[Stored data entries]
────────

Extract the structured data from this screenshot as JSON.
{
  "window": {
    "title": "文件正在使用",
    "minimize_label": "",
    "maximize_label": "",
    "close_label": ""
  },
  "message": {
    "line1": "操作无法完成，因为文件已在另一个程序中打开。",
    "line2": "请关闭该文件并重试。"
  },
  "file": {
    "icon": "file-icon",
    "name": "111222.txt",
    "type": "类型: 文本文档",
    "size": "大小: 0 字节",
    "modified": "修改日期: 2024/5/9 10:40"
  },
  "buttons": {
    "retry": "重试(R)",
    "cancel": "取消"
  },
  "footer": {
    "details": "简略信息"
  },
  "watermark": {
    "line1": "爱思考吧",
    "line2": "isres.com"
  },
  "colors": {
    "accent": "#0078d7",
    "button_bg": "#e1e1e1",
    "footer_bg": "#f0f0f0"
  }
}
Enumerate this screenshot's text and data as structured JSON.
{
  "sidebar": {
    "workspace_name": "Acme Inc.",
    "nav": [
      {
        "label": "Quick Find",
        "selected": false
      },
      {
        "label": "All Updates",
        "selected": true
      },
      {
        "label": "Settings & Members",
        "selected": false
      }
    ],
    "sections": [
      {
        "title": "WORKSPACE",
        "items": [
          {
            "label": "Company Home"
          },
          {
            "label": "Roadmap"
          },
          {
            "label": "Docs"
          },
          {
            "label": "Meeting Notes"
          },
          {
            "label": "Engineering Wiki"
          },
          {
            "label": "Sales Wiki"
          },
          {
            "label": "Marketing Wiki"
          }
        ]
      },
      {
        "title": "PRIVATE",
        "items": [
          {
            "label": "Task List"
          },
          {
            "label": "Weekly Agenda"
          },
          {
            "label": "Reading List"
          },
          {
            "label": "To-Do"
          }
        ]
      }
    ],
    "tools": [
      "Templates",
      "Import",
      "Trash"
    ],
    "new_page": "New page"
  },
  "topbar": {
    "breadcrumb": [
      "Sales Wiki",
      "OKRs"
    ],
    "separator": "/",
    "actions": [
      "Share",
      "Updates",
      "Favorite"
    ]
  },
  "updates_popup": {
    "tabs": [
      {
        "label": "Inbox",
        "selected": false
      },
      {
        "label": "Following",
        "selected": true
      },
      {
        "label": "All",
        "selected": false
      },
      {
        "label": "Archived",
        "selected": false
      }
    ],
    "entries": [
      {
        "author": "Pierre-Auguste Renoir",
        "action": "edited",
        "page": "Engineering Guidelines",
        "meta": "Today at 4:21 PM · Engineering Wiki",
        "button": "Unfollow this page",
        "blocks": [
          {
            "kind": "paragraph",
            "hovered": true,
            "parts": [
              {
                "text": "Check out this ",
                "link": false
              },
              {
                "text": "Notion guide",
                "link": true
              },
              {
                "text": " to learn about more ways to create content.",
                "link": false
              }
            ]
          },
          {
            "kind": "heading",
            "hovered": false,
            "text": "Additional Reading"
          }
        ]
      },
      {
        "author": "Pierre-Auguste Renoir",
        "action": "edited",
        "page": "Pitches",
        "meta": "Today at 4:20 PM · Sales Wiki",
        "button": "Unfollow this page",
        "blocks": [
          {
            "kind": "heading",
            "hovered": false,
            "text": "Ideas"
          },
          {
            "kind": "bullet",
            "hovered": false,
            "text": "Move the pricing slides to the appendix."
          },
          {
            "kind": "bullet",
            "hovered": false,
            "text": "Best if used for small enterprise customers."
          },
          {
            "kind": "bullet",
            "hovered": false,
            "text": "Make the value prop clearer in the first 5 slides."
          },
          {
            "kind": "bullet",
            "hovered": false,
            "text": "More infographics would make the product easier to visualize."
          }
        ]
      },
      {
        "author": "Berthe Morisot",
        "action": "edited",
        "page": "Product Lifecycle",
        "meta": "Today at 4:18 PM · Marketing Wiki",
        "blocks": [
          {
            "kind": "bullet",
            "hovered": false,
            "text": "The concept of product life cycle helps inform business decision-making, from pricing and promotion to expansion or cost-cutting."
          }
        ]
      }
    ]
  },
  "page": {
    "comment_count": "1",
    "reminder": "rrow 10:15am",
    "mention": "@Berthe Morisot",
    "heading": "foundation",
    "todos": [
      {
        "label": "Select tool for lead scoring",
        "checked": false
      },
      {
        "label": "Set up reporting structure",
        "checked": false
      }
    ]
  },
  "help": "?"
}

────────

_Task details_
Set down the entries verbatim, leaving none out.

_Output for this exercise_
Extract the structured data from this screenshot as JSON.
{
  "window": {
    "title": "文件正在使用",
    "minimize_label": "",
    "maximize_label": "",
    "close_label": ""
  },
  "message": {
    "line1": "操作无法完成，因为文件已在另一个程序中打开。",
    "line2": "请关闭该文件并重试。"
  },
  "file": {
    "icon": "file-icon",
    "name": "111222.txt",
    "type": "类型: 文本文档",
    "size": "大小: 0 字节",
    "modified": "修改日期: 2024/5/9 10:40"
  },
  "buttons": {
    "retry": "重试(R)",
    "cancel": "取消"
  },
  "footer": {
    "details": "简略信息"
  },
  "watermark": {
    "line1": "爱思考吧",
    "line2": "isres.com"
  },
  "colors": {
    "accent": "#0078d7",
    "button_bg": "#e1e1e1",
    "footer_bg": "#f0f0f0"
  }
}
Enumerate this screenshot's text and data as structured JSON.
{
  "sidebar": {
    "workspace_name": "Acme Inc.",
    "nav": [
      {
        "label": "Quick Find",
        "selected": false
      },
      {
        "label": "All Updates",
        "selected": true
      },
      {
        "label": "Settings & Members",
        "selected": false
      }
    ],
    "sections": [
      {
        "title": "WORKSPACE",
        "items": [
          {
            "label": "Company Home"
          },
          {
            "label": "Roadmap"
          },
          {
            "label": "Docs"
          },
          {
            "label": "Meeting Notes"
          },
          {
            "label": "Engineering Wiki"
          },
          {
            "label": "Sales Wiki"
          },
          {
            "label": "Marketing Wiki"
          }
        ]
      },
      {
        "title": "PRIVATE",
        "items": [
          {
            "label": "Task List"
          },
          {
            "label": "Weekly Agenda"
          },
          {
            "label": "Reading List"
          },
          {
            "label": "To-Do"
          }
        ]
      }
    ],
    "tools": [
      "Templates",
      "Import",
      "Trash"
    ],
    "new_page": "New page"
  },
  "topbar": {
    "breadcrumb": [
      "Sales Wiki",
      "OKRs"
    ],
    "separator": "/",
    "actions": [
      "Share",
      "Updates",
      "Favorite"
    ]
  },
  "updates_popup": {
    "tabs": [
      {
        "label": "Inbox",
        "selected": false
      },
      {
        "label": "Following",
        "selected": true
      },
      {
        "label": "All",
        "selected": false
      },
      {
        "label": "Archived",
        "selected": false
      }
    ],
    "entries": [
      {
        "author": "Pierre-Auguste Renoir",
        "action": "edited",
        "page": "Engineering Guidelines",
        "meta": "Today at 4:21 PM · Engineering Wiki",
        "button": "Unfollow this page",
        "blocks": [
          {
            "kind": "paragraph",
            "hovered": true,
            "parts": [
              {
                "text": "Check out this ",
                "link": false
              },
              {
                "text": "Notion guide",
                "link": true
              },
              {
                "text": " to learn about more ways to create content.",
                "link": false
              }
            ]
          },
          {
            "kind": "heading",
            "hovered": false,
            "text": "Additional Reading"
          }
        ]
      },
      {
        "author": "Pierre-Auguste Renoir",
        "action": "edited",
        "page": "Pitches",
        "meta": "Today at 4:20 PM · Sales Wiki",
        "button": "Unfollow this page",
        "blocks": [
          {
            "kind": "heading",
            "hovered": false,
            "text": "Ideas"
          },
          {
            "kind": "bullet",
            "hovered": false,
            "text": "Move the pricing slides to the appendix."
          },
          {
            "kind": "bullet",
            "hovered": false,
            "text": "Best if used for small enterprise customers."
          },
          {
            "kind": "bullet",
            "hovered": false,
            "text": "Make the value prop clearer in the first 5 slides."
          },
          {
            "kind": "bullet",
            "hovered": false,
            "text": "More infographics would make the product easier to visualize."
          }
        ]
      },
      {
        "author": "Berthe Morisot",
        "action": "edited",
        "page": "Product Lifecycle",
        "meta": "Today at 4:18 PM · Marketing Wiki",
        "blocks": [
          {
            "kind": "bullet",
            "hovered": false,
            "text": "The concept of product life cycle helps inform business decision-making, from pricing and promotion to expansion or cost-cutting."
          }
        ]
      }
    ]
  },
  "page": {
    "comment_count": "1",
    "reminder": "rrow 10:15am",
    "mention": "@Berthe Morisot",
    "heading": "foundation",
    "todos": [
      {
        "label": "Select tool for lead scoring",
        "checked": false
      },
      {
        "label": "Set up reporting structure",
        "checked": false
      }
    ]
  },
  "help": "?"
}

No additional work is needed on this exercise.